--- Data entries ---
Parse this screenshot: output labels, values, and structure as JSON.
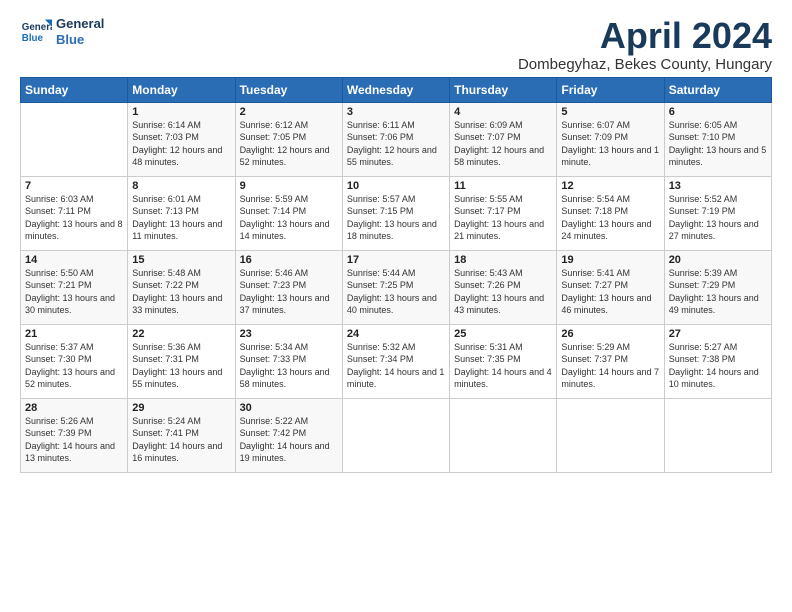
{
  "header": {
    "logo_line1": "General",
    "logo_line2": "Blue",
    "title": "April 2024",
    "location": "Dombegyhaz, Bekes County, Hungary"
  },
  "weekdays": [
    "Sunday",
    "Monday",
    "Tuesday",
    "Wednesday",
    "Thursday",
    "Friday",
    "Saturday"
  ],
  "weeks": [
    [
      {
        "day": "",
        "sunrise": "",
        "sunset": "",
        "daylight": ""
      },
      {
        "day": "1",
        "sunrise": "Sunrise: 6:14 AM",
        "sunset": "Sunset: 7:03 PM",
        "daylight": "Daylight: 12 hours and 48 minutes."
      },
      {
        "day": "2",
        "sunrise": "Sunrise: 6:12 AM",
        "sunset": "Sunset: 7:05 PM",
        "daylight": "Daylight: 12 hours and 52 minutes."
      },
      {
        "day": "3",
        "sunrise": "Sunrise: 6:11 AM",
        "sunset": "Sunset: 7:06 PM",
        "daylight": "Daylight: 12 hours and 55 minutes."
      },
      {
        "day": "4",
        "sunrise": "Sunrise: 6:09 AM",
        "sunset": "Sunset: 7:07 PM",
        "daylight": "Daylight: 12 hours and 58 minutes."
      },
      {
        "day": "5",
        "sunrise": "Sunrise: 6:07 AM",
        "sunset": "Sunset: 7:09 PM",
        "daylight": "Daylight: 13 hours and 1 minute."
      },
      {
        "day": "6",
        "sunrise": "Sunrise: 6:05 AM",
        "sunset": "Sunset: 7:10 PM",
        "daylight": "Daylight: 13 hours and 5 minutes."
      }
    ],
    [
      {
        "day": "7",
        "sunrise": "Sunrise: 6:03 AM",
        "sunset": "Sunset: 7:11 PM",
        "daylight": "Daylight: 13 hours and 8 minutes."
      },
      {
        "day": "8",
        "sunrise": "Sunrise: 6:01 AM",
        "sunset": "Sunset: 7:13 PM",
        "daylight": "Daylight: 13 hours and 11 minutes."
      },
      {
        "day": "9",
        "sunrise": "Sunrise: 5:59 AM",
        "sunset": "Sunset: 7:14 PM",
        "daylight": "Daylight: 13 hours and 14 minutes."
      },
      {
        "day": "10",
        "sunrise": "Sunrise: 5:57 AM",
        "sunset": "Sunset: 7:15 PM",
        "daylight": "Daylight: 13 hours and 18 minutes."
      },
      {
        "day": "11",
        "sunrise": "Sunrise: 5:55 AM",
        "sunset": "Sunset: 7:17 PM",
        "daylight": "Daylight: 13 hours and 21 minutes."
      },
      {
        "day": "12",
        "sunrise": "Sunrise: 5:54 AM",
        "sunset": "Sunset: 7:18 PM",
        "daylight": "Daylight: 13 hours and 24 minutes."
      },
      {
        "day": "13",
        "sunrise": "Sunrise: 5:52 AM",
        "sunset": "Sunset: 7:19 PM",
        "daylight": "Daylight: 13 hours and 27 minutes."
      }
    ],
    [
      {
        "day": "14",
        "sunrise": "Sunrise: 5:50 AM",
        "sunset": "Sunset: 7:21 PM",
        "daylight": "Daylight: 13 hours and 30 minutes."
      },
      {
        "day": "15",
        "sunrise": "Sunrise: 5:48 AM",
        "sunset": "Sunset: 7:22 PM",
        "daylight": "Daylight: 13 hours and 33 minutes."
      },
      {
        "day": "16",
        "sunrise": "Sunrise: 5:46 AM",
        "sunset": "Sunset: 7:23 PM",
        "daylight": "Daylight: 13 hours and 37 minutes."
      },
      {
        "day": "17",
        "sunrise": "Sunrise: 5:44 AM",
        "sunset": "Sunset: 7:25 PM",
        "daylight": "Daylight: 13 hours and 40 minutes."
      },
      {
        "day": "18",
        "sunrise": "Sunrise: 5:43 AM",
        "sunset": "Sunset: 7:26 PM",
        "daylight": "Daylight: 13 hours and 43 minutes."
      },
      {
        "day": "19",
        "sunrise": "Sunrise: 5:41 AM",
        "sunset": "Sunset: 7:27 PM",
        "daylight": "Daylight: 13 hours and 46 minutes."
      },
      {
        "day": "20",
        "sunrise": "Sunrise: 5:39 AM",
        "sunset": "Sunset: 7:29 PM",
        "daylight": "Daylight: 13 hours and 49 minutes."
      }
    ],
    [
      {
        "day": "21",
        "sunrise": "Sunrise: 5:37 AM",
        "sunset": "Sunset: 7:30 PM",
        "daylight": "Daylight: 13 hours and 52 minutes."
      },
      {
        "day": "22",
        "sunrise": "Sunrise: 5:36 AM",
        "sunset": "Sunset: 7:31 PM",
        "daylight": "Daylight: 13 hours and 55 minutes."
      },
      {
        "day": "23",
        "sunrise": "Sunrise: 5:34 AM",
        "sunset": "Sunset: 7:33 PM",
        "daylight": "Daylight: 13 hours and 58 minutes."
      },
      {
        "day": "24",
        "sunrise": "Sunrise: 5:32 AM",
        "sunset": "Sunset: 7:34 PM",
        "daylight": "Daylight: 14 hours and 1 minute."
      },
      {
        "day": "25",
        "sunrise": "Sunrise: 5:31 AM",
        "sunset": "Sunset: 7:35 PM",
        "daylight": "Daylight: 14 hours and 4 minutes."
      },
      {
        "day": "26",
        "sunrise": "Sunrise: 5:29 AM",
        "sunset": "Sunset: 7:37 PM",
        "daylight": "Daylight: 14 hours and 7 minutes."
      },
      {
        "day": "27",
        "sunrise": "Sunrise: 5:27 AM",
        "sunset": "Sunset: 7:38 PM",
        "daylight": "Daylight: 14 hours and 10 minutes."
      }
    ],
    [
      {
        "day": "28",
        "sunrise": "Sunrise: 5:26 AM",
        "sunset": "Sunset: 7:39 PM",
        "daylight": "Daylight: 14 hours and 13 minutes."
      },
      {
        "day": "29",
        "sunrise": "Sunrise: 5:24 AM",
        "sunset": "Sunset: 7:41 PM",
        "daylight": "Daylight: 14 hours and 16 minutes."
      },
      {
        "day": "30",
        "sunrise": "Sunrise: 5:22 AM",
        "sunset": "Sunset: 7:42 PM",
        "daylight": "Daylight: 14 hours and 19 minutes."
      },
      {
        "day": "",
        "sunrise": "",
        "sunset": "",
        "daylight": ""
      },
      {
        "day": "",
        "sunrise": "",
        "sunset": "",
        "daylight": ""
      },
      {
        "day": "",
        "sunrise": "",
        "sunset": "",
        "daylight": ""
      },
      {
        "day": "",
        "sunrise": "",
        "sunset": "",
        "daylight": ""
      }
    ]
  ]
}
---
--- Data entries ---
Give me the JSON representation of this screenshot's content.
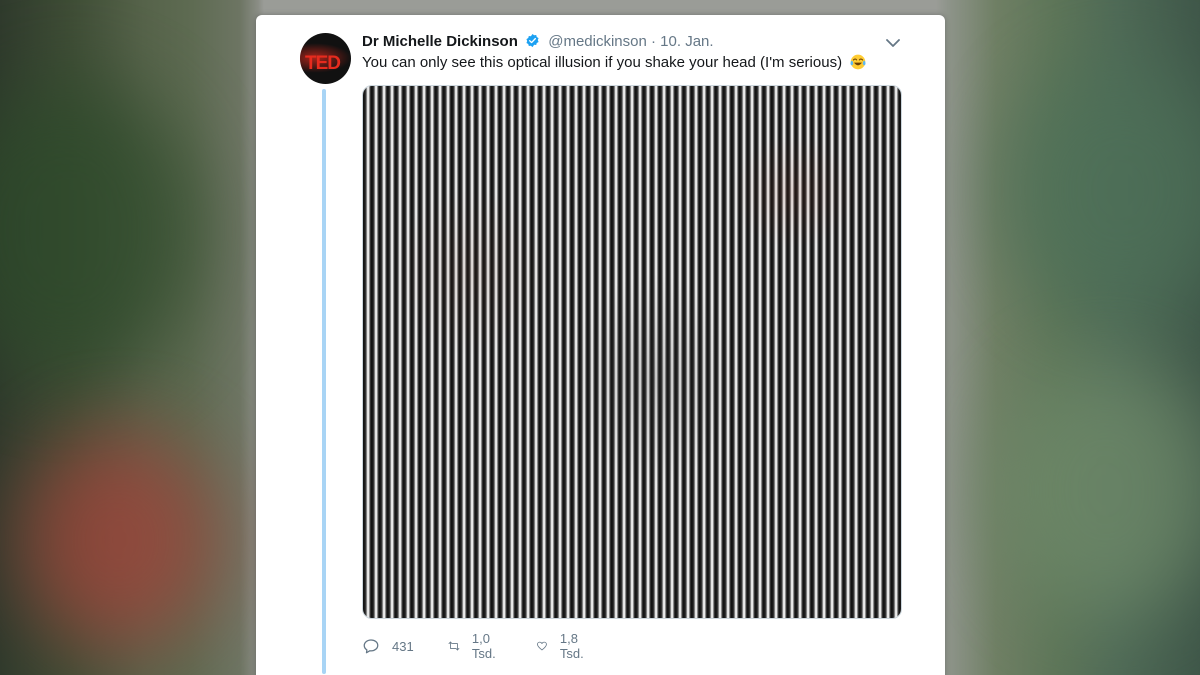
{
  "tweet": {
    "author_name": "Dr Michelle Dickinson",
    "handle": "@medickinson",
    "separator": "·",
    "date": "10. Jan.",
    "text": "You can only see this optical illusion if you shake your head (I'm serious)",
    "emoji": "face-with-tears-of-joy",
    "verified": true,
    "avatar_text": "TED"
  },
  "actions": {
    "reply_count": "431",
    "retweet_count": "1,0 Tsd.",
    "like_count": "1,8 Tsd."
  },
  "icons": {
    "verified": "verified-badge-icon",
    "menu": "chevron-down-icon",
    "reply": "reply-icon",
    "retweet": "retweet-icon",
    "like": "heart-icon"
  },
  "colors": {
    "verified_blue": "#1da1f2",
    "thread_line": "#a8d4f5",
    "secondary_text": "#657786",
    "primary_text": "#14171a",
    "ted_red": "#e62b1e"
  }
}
---
Work to do
Pull out every line in the material above where "screenshot" occurs.

Completed task
Parse this screenshot: output labels, values, and structure as JSON.
Give me the JSON representation of this screenshot's content.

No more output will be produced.